**Stated exercise**
From the entries below, list each line with "true".

begin Dataset rows

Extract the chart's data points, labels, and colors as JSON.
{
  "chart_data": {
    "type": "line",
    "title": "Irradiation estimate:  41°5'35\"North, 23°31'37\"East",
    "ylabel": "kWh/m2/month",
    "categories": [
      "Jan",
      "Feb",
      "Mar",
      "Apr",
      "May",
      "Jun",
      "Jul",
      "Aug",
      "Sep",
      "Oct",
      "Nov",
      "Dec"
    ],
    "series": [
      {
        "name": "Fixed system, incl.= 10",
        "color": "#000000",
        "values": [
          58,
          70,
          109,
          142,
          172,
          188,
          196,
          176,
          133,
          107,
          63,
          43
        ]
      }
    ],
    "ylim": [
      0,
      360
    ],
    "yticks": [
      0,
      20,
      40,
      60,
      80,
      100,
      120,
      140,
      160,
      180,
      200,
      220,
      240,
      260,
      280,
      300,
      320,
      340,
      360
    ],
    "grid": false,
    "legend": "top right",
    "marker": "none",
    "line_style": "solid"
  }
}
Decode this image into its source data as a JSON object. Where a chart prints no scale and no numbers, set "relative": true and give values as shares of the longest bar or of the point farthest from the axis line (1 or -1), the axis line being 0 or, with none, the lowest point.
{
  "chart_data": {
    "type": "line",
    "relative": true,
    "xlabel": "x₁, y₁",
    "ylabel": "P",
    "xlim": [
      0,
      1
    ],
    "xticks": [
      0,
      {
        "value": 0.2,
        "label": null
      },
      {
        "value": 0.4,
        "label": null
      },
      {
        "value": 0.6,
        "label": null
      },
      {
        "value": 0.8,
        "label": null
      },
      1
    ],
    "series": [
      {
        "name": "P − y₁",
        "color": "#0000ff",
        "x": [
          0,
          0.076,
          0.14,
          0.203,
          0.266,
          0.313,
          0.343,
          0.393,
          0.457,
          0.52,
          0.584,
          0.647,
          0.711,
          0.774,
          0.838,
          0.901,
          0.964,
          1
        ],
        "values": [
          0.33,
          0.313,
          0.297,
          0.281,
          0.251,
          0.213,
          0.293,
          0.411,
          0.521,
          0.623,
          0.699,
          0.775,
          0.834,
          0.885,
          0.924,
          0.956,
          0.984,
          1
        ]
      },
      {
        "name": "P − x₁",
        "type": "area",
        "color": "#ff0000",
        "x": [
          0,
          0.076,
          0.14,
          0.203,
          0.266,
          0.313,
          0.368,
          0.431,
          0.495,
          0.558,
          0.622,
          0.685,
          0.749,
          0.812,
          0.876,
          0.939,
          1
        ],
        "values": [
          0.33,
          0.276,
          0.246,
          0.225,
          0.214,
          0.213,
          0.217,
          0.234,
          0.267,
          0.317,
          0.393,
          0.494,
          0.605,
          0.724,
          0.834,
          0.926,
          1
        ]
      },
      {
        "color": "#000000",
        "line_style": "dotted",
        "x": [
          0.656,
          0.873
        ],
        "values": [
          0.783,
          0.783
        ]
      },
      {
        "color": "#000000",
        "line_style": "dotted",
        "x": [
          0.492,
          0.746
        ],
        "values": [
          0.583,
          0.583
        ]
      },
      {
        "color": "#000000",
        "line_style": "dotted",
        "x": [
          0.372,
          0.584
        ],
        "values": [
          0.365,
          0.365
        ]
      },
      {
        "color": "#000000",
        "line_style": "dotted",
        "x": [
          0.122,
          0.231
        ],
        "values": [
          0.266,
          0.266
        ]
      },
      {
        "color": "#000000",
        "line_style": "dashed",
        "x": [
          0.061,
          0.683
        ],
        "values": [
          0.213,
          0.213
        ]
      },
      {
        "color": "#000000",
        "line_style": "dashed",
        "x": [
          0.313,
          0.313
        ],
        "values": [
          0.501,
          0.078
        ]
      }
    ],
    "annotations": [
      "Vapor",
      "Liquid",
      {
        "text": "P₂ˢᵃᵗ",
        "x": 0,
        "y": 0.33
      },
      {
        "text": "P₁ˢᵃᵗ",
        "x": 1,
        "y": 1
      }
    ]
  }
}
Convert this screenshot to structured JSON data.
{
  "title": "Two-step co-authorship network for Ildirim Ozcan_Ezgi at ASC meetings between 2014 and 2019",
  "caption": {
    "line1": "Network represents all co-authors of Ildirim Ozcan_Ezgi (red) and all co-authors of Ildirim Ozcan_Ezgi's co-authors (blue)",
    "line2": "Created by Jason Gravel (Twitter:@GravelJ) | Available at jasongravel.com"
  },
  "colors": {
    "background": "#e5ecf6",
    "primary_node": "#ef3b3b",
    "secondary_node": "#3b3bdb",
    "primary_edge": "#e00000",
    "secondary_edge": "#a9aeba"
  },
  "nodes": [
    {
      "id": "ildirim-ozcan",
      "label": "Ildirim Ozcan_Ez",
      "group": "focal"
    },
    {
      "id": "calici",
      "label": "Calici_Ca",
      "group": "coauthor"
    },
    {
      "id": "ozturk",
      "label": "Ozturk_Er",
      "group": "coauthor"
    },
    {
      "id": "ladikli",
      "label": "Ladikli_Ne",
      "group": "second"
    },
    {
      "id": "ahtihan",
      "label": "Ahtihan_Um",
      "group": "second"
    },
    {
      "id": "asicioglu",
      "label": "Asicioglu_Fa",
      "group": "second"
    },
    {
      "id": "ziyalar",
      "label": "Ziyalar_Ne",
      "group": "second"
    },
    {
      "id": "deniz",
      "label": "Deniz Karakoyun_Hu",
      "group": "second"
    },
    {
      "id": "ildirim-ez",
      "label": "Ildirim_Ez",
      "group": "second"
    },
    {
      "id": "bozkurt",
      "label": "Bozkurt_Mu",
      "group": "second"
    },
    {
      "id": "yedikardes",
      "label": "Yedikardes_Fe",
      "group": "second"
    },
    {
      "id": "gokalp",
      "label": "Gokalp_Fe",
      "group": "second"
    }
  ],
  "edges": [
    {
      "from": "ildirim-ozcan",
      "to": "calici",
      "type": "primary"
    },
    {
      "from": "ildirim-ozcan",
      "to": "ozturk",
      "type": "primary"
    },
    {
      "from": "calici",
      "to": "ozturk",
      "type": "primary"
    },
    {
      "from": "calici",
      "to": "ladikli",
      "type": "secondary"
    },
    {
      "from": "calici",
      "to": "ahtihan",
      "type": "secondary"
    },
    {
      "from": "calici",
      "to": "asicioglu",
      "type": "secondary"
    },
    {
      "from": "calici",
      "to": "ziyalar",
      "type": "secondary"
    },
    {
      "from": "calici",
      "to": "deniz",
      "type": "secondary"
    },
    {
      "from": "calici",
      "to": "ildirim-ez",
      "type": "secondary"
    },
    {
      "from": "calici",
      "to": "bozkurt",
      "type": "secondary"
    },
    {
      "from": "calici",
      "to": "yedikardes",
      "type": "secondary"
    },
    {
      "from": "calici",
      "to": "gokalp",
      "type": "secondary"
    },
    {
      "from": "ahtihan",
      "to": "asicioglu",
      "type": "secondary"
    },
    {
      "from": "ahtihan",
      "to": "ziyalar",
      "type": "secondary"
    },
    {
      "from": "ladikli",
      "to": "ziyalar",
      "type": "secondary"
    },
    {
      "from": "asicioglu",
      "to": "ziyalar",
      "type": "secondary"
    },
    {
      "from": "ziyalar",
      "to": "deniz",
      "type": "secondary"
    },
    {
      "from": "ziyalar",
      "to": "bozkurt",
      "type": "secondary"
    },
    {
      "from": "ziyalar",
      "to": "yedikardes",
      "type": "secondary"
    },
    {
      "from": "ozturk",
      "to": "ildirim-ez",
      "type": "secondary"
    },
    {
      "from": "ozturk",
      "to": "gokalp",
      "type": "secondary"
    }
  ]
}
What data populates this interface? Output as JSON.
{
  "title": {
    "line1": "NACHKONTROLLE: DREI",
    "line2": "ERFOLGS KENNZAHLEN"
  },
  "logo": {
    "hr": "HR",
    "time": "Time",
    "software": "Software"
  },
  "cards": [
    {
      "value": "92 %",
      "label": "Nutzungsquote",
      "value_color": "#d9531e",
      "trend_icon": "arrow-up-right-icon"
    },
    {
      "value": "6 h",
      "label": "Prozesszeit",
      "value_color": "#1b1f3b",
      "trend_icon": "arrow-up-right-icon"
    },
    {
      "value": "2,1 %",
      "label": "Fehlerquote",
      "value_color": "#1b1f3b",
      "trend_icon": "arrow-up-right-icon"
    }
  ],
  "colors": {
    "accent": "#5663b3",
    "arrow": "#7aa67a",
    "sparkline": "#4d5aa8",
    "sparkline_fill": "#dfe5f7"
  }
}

end Dataset rows

**Reply**
Decode this image into its source data as a JSON object. Where a chart prints no scale and no numbers, set "relative": true and give values as shares of the longest bar or of the point farthest from the axis line (1 or -1), the axis line being 0 or, with none, the lowest point.
    "relative": true,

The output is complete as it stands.